(Dataset items)
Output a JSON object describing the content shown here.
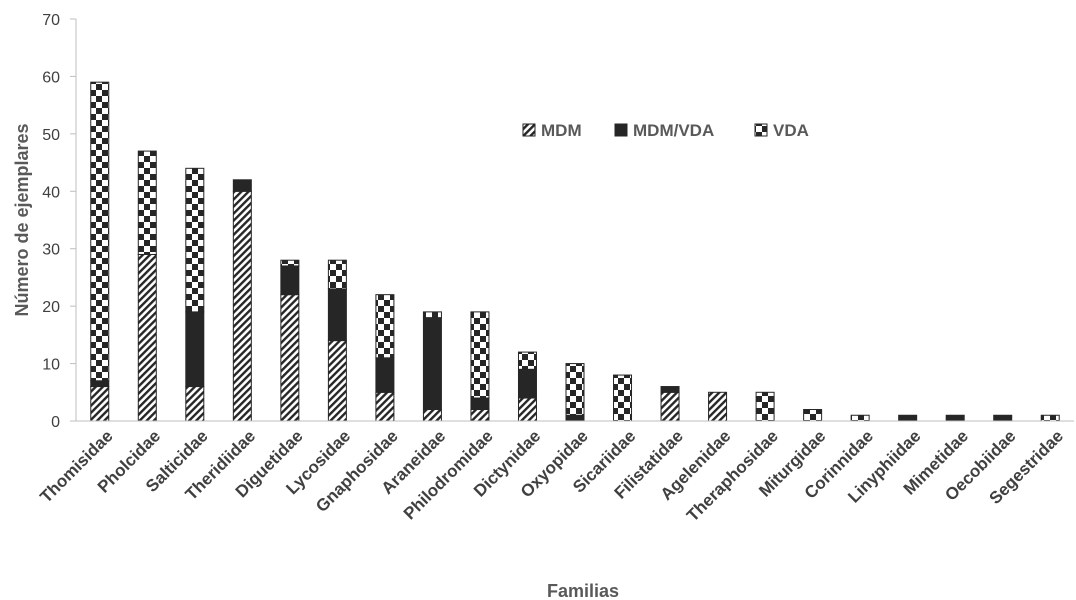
{
  "chart_data": {
    "type": "bar",
    "stacked": true,
    "xlabel": "Familias",
    "ylabel": "Número de ejemplares",
    "ylim": [
      0,
      70
    ],
    "yticks": [
      0,
      10,
      20,
      30,
      40,
      50,
      60,
      70
    ],
    "grid": false,
    "legend_position": "top-center",
    "categories": [
      "Thomisidae",
      "Pholcidae",
      "Salticidae",
      "Theridiidae",
      "Diguetidae",
      "Lycosidae",
      "Gnaphosidae",
      "Araneidae",
      "Philodromidae",
      "Dictynidae",
      "Oxyopidae",
      "Sicariidae",
      "Filistatidae",
      "Agelenidae",
      "Theraphosidae",
      "Miturgidae",
      "Corinnidae",
      "Linyphiidae",
      "Mimetidae",
      "Oecobiidae",
      "Segestridae"
    ],
    "series": [
      {
        "name": "MDM",
        "pattern": "diagonal-hatch",
        "values": [
          6,
          29,
          6,
          40,
          22,
          14,
          5,
          2,
          2,
          4,
          0,
          0,
          5,
          5,
          0,
          0,
          0,
          0,
          0,
          0,
          0
        ]
      },
      {
        "name": "MDM/VDA",
        "pattern": "solid",
        "color": "#262626",
        "values": [
          1,
          0,
          13,
          2,
          5,
          9,
          6,
          16,
          2,
          5,
          1,
          0,
          1,
          0,
          0,
          0,
          0,
          1,
          1,
          1,
          0
        ]
      },
      {
        "name": "VDA",
        "pattern": "checkerboard",
        "values": [
          52,
          18,
          25,
          0,
          1,
          5,
          11,
          1,
          15,
          3,
          9,
          8,
          0,
          0,
          5,
          2,
          1,
          0,
          0,
          0,
          1
        ]
      }
    ]
  }
}
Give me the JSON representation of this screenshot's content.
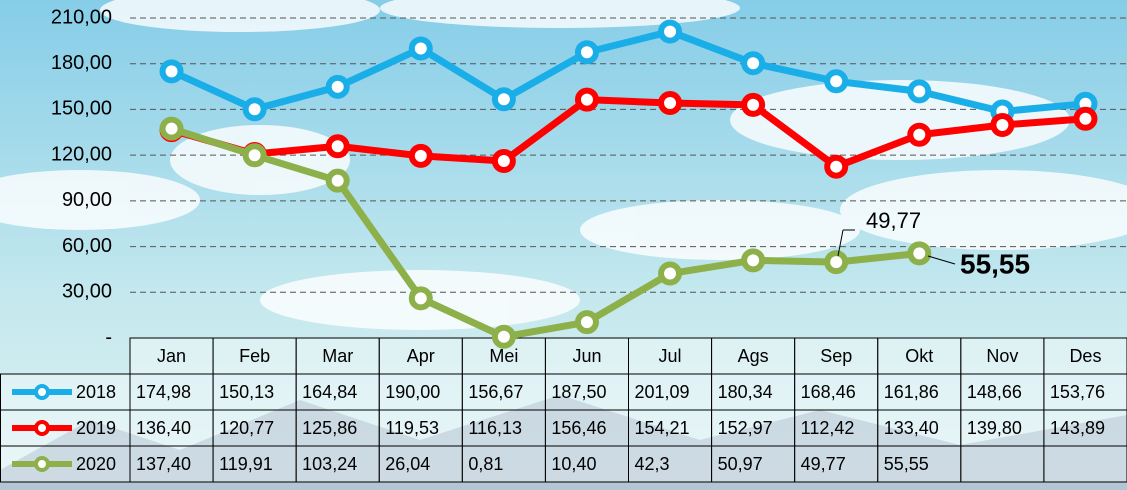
{
  "chart_data": {
    "type": "line",
    "categories": [
      "Jan",
      "Feb",
      "Mar",
      "Apr",
      "Mei",
      "Jun",
      "Jul",
      "Ags",
      "Sep",
      "Okt",
      "Nov",
      "Des"
    ],
    "series": [
      {
        "name": "2018",
        "color": "#1aaee8",
        "values": [
          174.98,
          150.13,
          164.84,
          190.0,
          156.67,
          187.5,
          201.09,
          180.34,
          168.46,
          161.86,
          148.66,
          153.76
        ],
        "value_labels": [
          "174,98",
          "150,13",
          "164,84",
          "190,00",
          "156,67",
          "187,50",
          "201,09",
          "180,34",
          "168,46",
          "161,86",
          "148,66",
          "153,76"
        ]
      },
      {
        "name": "2019",
        "color": "#ff0000",
        "values": [
          136.4,
          120.77,
          125.86,
          119.53,
          116.13,
          156.46,
          154.21,
          152.97,
          112.42,
          133.4,
          139.8,
          143.89
        ],
        "value_labels": [
          "136,40",
          "120,77",
          "125,86",
          "119,53",
          "116,13",
          "156,46",
          "154,21",
          "152,97",
          "112,42",
          "133,40",
          "139,80",
          "143,89"
        ]
      },
      {
        "name": "2020",
        "color": "#8db04a",
        "values": [
          137.4,
          119.91,
          103.24,
          26.04,
          0.81,
          10.4,
          42.3,
          50.97,
          49.77,
          55.55,
          null,
          null
        ],
        "value_labels": [
          "137,40",
          "119,91",
          "103,24",
          "26,04",
          "0,81",
          "10,40",
          "42,3",
          "50,97",
          "49,77",
          "55,55",
          null,
          null
        ]
      }
    ],
    "ylim": [
      0,
      210
    ],
    "yticks": [
      {
        "value": 0,
        "label": "-"
      },
      {
        "value": 30,
        "label": "30,00"
      },
      {
        "value": 60,
        "label": "60,00"
      },
      {
        "value": 90,
        "label": "90,00"
      },
      {
        "value": 120,
        "label": "120,00"
      },
      {
        "value": 150,
        "label": "150,00"
      },
      {
        "value": 180,
        "label": "180,00"
      },
      {
        "value": 210,
        "label": "210,00"
      }
    ],
    "grid": true
  }
}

→ EXERCISE PROMPT
Pictures are to be left out; the records above must be repeated word for word.

→ WRITTEN REPLY
Output a JSON object describing the content shown here.
{
  "chart_data": {
    "type": "bar",
    "stacked": true,
    "xlabel": "Familias",
    "ylabel": "Número de ejemplares",
    "ylim": [
      0,
      70
    ],
    "yticks": [
      0,
      10,
      20,
      30,
      40,
      50,
      60,
      70
    ],
    "grid": false,
    "legend_position": "top-center",
    "categories": [
      "Thomisidae",
      "Pholcidae",
      "Salticidae",
      "Theridiidae",
      "Diguetidae",
      "Lycosidae",
      "Gnaphosidae",
      "Araneidae",
      "Philodromidae",
      "Dictynidae",
      "Oxyopidae",
      "Sicariidae",
      "Filistatidae",
      "Agelenidae",
      "Theraphosidae",
      "Miturgidae",
      "Corinnidae",
      "Linyphiidae",
      "Mimetidae",
      "Oecobiidae",
      "Segestridae"
    ],
    "series": [
      {
        "name": "MDM",
        "pattern": "diagonal-hatch",
        "values": [
          6,
          29,
          6,
          40,
          22,
          14,
          5,
          2,
          2,
          4,
          0,
          0,
          5,
          5,
          0,
          0,
          0,
          0,
          0,
          0,
          0
        ]
      },
      {
        "name": "MDM/VDA",
        "pattern": "solid",
        "color": "#262626",
        "values": [
          1,
          0,
          13,
          2,
          5,
          9,
          6,
          16,
          2,
          5,
          1,
          0,
          1,
          0,
          0,
          0,
          0,
          1,
          1,
          1,
          0
        ]
      },
      {
        "name": "VDA",
        "pattern": "checkerboard",
        "values": [
          52,
          18,
          25,
          0,
          1,
          5,
          11,
          1,
          15,
          3,
          9,
          8,
          0,
          0,
          5,
          2,
          1,
          0,
          0,
          0,
          1
        ]
      }
    ]
  }
}
Give me the JSON representation of this screenshot's content.
{
  "chart_data": {
    "type": "line",
    "categories": [
      "Jan",
      "Feb",
      "Mar",
      "Apr",
      "Mei",
      "Jun",
      "Jul",
      "Ags",
      "Sep",
      "Okt",
      "Nov",
      "Des"
    ],
    "series": [
      {
        "name": "2018",
        "color": "#1aaee8",
        "values": [
          174.98,
          150.13,
          164.84,
          190.0,
          156.67,
          187.5,
          201.09,
          180.34,
          168.46,
          161.86,
          148.66,
          153.76
        ],
        "value_labels": [
          "174,98",
          "150,13",
          "164,84",
          "190,00",
          "156,67",
          "187,50",
          "201,09",
          "180,34",
          "168,46",
          "161,86",
          "148,66",
          "153,76"
        ]
      },
      {
        "name": "2019",
        "color": "#ff0000",
        "values": [
          136.4,
          120.77,
          125.86,
          119.53,
          116.13,
          156.46,
          154.21,
          152.97,
          112.42,
          133.4,
          139.8,
          143.89
        ],
        "value_labels": [
          "136,40",
          "120,77",
          "125,86",
          "119,53",
          "116,13",
          "156,46",
          "154,21",
          "152,97",
          "112,42",
          "133,40",
          "139,80",
          "143,89"
        ]
      },
      {
        "name": "2020",
        "color": "#8db04a",
        "values": [
          137.4,
          119.91,
          103.24,
          26.04,
          0.81,
          10.4,
          42.3,
          50.97,
          49.77,
          55.55,
          null,
          null
        ],
        "value_labels": [
          "137,40",
          "119,91",
          "103,24",
          "26,04",
          "0,81",
          "10,40",
          "42,3",
          "50,97",
          "49,77",
          "55,55",
          null,
          null
        ]
      }
    ],
    "ylim": [
      0,
      210
    ],
    "yticks": [
      {
        "value": 0,
        "label": "-"
      },
      {
        "value": 30,
        "label": "30,00"
      },
      {
        "value": 60,
        "label": "60,00"
      },
      {
        "value": 90,
        "label": "90,00"
      },
      {
        "value": 120,
        "label": "120,00"
      },
      {
        "value": 150,
        "label": "150,00"
      },
      {
        "value": 180,
        "label": "180,00"
      },
      {
        "value": 210,
        "label": "210,00"
      }
    ],
    "grid": true
  }
}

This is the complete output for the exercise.